▶ [What is being asked] All entries below need to be written out exactly, but without their pictures.

Data entries:
------------------------------------------------

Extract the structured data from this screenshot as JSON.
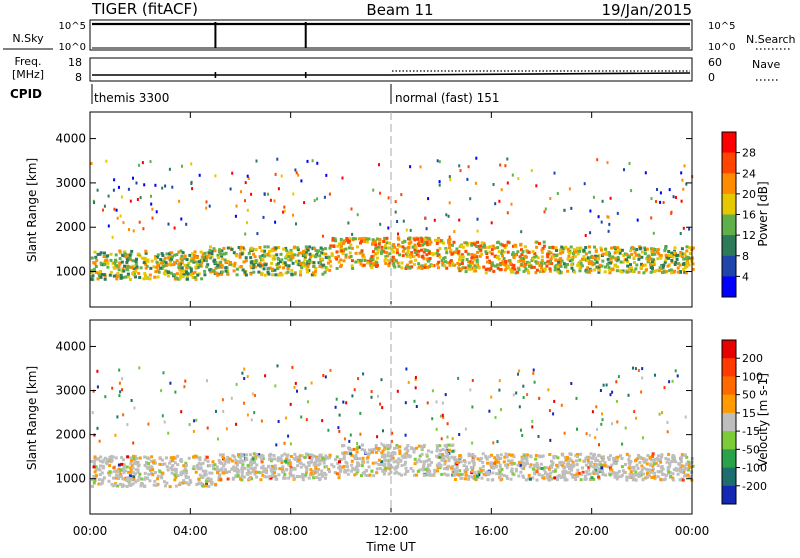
{
  "header": {
    "title": "TIGER (fitACF)",
    "beam": "Beam 11",
    "date": "19/Jan/2015"
  },
  "nsky_panel": {
    "label": "N.Sky",
    "left_ticks": [
      "10^5",
      "10^0"
    ],
    "right_ticks": [
      "10^5",
      "10^0"
    ],
    "right_label": "N.Search",
    "spike_times_h": [
      5.0,
      8.6
    ]
  },
  "freq_panel": {
    "label_line1": "Freq.",
    "label_line2": "[MHz]",
    "left_ticks": [
      "18",
      "8"
    ],
    "right_ticks": [
      "60",
      "0"
    ],
    "right_label": "Nave",
    "spike_times_h": [
      5.0,
      8.6
    ]
  },
  "cpid": {
    "label": "CPID",
    "modes": [
      {
        "name": "themis 3300",
        "start_h": 0
      },
      {
        "name": "normal (fast) 151",
        "start_h": 12.0
      }
    ]
  },
  "time_axis": {
    "title": "Time UT",
    "xlim_h": [
      0,
      24
    ],
    "ticks": [
      "00:00",
      "04:00",
      "08:00",
      "12:00",
      "16:00",
      "20:00",
      "00:00"
    ],
    "tick_hours": [
      0,
      4,
      8,
      12,
      16,
      20,
      24
    ]
  },
  "chart_data": [
    {
      "type": "heatmap",
      "name": "power",
      "ylabel": "Slant Range [km]",
      "ylim": [
        200,
        4600
      ],
      "yticks": [
        "1000",
        "2000",
        "3000",
        "4000"
      ],
      "ytick_values": [
        1000,
        2000,
        3000,
        4000
      ],
      "colorbar": {
        "label": "Power [dB]",
        "ticks": [
          "28",
          "24",
          "20",
          "16",
          "12",
          "8",
          "4"
        ],
        "colors": [
          "#0000ff",
          "#1e46aa",
          "#2d7a5a",
          "#5fb04a",
          "#e6c800",
          "#ff8c00",
          "#ff4500",
          "#ff0000"
        ]
      },
      "bands": [
        {
          "t0": 0.0,
          "t1": 4.5,
          "r0": 850,
          "r1": 1500,
          "level": "mid"
        },
        {
          "t0": 4.5,
          "t1": 9.5,
          "r0": 950,
          "r1": 1600,
          "level": "mid"
        },
        {
          "t0": 9.5,
          "t1": 14.5,
          "r0": 1100,
          "r1": 1800,
          "level": "high"
        },
        {
          "t0": 14.5,
          "t1": 18.5,
          "r0": 1000,
          "r1": 1700,
          "level": "high"
        },
        {
          "t0": 18.5,
          "t1": 24.0,
          "r0": 1000,
          "r1": 1600,
          "level": "mid"
        }
      ]
    },
    {
      "type": "heatmap",
      "name": "velocity",
      "ylabel": "Slant Range [km]",
      "ylim": [
        200,
        4600
      ],
      "yticks": [
        "1000",
        "2000",
        "3000",
        "4000"
      ],
      "ytick_values": [
        1000,
        2000,
        3000,
        4000
      ],
      "colorbar": {
        "label": "Velocity [m s-1]",
        "ticks": [
          "200",
          "100",
          "50",
          "15",
          "-15",
          "-50",
          "-100",
          "-200"
        ],
        "colors": [
          "#1428b4",
          "#1e6e6e",
          "#2aa24a",
          "#7ccc3a",
          "#bebebe",
          "#ff9a00",
          "#ff6a00",
          "#ff3a00",
          "#e60000"
        ]
      },
      "bands": [
        {
          "t0": 0.0,
          "t1": 5.0,
          "r0": 850,
          "r1": 1550,
          "level": "gray"
        },
        {
          "t0": 5.0,
          "t1": 10.0,
          "r0": 1000,
          "r1": 1600,
          "level": "gray"
        },
        {
          "t0": 10.0,
          "t1": 14.5,
          "r0": 1100,
          "r1": 1800,
          "level": "gray"
        },
        {
          "t0": 14.5,
          "t1": 24.0,
          "r0": 1000,
          "r1": 1600,
          "level": "gray"
        }
      ]
    }
  ]
}
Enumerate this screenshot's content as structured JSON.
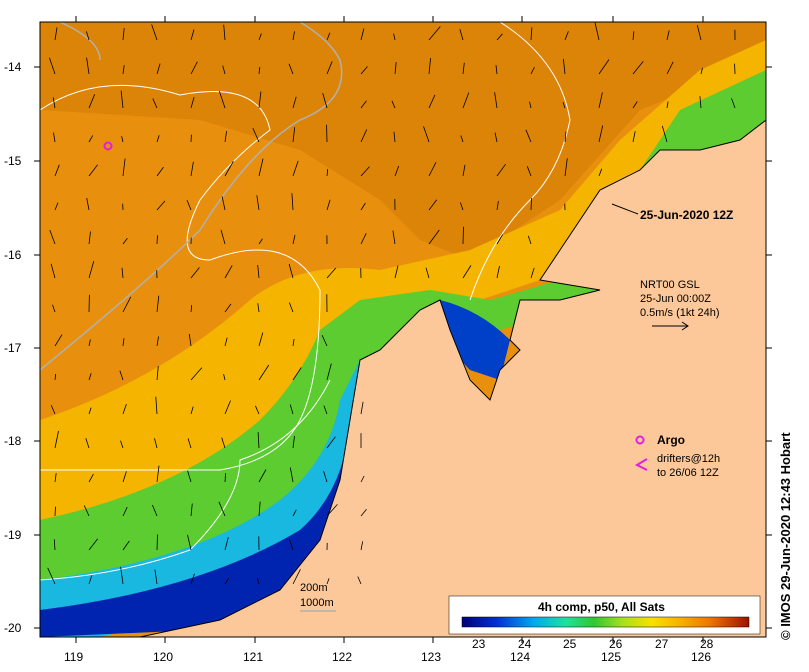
{
  "map": {
    "timestamp": "25-Jun-2020 12Z",
    "lon_ticks": [
      "119",
      "120",
      "121",
      "122",
      "123",
      "124",
      "125",
      "126"
    ],
    "lat_ticks": [
      "-14",
      "-15",
      "-16",
      "-17",
      "-18",
      "-19",
      "-20"
    ],
    "currents": {
      "line1": "NRT00 GSL",
      "line2": "25-Jun 00:00Z",
      "line3": "0.5m/s (1kt 24h)"
    },
    "legend": {
      "argo_label": "Argo",
      "drifters_line1": "drifters@12h",
      "drifters_line2": "to 26/06 12Z",
      "argo_color": "#e020e0"
    },
    "depth": {
      "contour_a": "200m",
      "contour_b": "1000m"
    },
    "colorbar": {
      "title": "4h comp, p50, All Sats",
      "ticks": [
        "23",
        "24",
        "25",
        "26",
        "27",
        "28"
      ]
    },
    "credit": "© IMOS 29-Jun-2020 12:43 Hobart",
    "colors": {
      "land": "#fcc899",
      "warm": "#e8900e",
      "mid": "#f4b400",
      "green": "#30c030",
      "cold": "#000090"
    }
  }
}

------------------------------------------------

▶ [The result]
Extract the structured data from this screenshot as JSON.
{
  "header": {
    "title": "TIGER (fitACF)",
    "beam": "Beam 11",
    "date": "19/Jan/2015"
  },
  "nsky_panel": {
    "label": "N.Sky",
    "left_ticks": [
      "10^5",
      "10^0"
    ],
    "right_ticks": [
      "10^5",
      "10^0"
    ],
    "right_label": "N.Search",
    "spike_times_h": [
      5.0,
      8.6
    ]
  },
  "freq_panel": {
    "label_line1": "Freq.",
    "label_line2": "[MHz]",
    "left_ticks": [
      "18",
      "8"
    ],
    "right_ticks": [
      "60",
      "0"
    ],
    "right_label": "Nave",
    "spike_times_h": [
      5.0,
      8.6
    ]
  },
  "cpid": {
    "label": "CPID",
    "modes": [
      {
        "name": "themis 3300",
        "start_h": 0
      },
      {
        "name": "normal (fast) 151",
        "start_h": 12.0
      }
    ]
  },
  "time_axis": {
    "title": "Time UT",
    "xlim_h": [
      0,
      24
    ],
    "ticks": [
      "00:00",
      "04:00",
      "08:00",
      "12:00",
      "16:00",
      "20:00",
      "00:00"
    ],
    "tick_hours": [
      0,
      4,
      8,
      12,
      16,
      20,
      24
    ]
  },
  "chart_data": [
    {
      "type": "heatmap",
      "name": "power",
      "ylabel": "Slant Range [km]",
      "ylim": [
        200,
        4600
      ],
      "yticks": [
        "1000",
        "2000",
        "3000",
        "4000"
      ],
      "ytick_values": [
        1000,
        2000,
        3000,
        4000
      ],
      "colorbar": {
        "label": "Power [dB]",
        "ticks": [
          "28",
          "24",
          "20",
          "16",
          "12",
          "8",
          "4"
        ],
        "colors": [
          "#0000ff",
          "#1e46aa",
          "#2d7a5a",
          "#5fb04a",
          "#e6c800",
          "#ff8c00",
          "#ff4500",
          "#ff0000"
        ]
      },
      "bands": [
        {
          "t0": 0.0,
          "t1": 4.5,
          "r0": 850,
          "r1": 1500,
          "level": "mid"
        },
        {
          "t0": 4.5,
          "t1": 9.5,
          "r0": 950,
          "r1": 1600,
          "level": "mid"
        },
        {
          "t0": 9.5,
          "t1": 14.5,
          "r0": 1100,
          "r1": 1800,
          "level": "high"
        },
        {
          "t0": 14.5,
          "t1": 18.5,
          "r0": 1000,
          "r1": 1700,
          "level": "high"
        },
        {
          "t0": 18.5,
          "t1": 24.0,
          "r0": 1000,
          "r1": 1600,
          "level": "mid"
        }
      ]
    },
    {
      "type": "heatmap",
      "name": "velocity",
      "ylabel": "Slant Range [km]",
      "ylim": [
        200,
        4600
      ],
      "yticks": [
        "1000",
        "2000",
        "3000",
        "4000"
      ],
      "ytick_values": [
        1000,
        2000,
        3000,
        4000
      ],
      "colorbar": {
        "label": "Velocity [m s-1]",
        "ticks": [
          "200",
          "100",
          "50",
          "15",
          "-15",
          "-50",
          "-100",
          "-200"
        ],
        "colors": [
          "#1428b4",
          "#1e6e6e",
          "#2aa24a",
          "#7ccc3a",
          "#bebebe",
          "#ff9a00",
          "#ff6a00",
          "#ff3a00",
          "#e60000"
        ]
      },
      "bands": [
        {
          "t0": 0.0,
          "t1": 5.0,
          "r0": 850,
          "r1": 1550,
          "level": "gray"
        },
        {
          "t0": 5.0,
          "t1": 10.0,
          "r0": 1000,
          "r1": 1600,
          "level": "gray"
        },
        {
          "t0": 10.0,
          "t1": 14.5,
          "r0": 1100,
          "r1": 1800,
          "level": "gray"
        },
        {
          "t0": 14.5,
          "t1": 24.0,
          "r0": 1000,
          "r1": 1600,
          "level": "gray"
        }
      ]
    }
  ]
}
Enumerate this screenshot's content as structured JSON.
{
  "map": {
    "timestamp": "25-Jun-2020 12Z",
    "lon_ticks": [
      "119",
      "120",
      "121",
      "122",
      "123",
      "124",
      "125",
      "126"
    ],
    "lat_ticks": [
      "-14",
      "-15",
      "-16",
      "-17",
      "-18",
      "-19",
      "-20"
    ],
    "currents": {
      "line1": "NRT00 GSL",
      "line2": "25-Jun 00:00Z",
      "line3": "0.5m/s (1kt 24h)"
    },
    "legend": {
      "argo_label": "Argo",
      "drifters_line1": "drifters@12h",
      "drifters_line2": "to 26/06 12Z",
      "argo_color": "#e020e0"
    },
    "depth": {
      "contour_a": "200m",
      "contour_b": "1000m"
    },
    "colorbar": {
      "title": "4h comp, p50, All Sats",
      "ticks": [
        "23",
        "24",
        "25",
        "26",
        "27",
        "28"
      ]
    },
    "credit": "© IMOS 29-Jun-2020 12:43 Hobart",
    "colors": {
      "land": "#fcc899",
      "warm": "#e8900e",
      "mid": "#f4b400",
      "green": "#30c030",
      "cold": "#000090"
    }
  }
}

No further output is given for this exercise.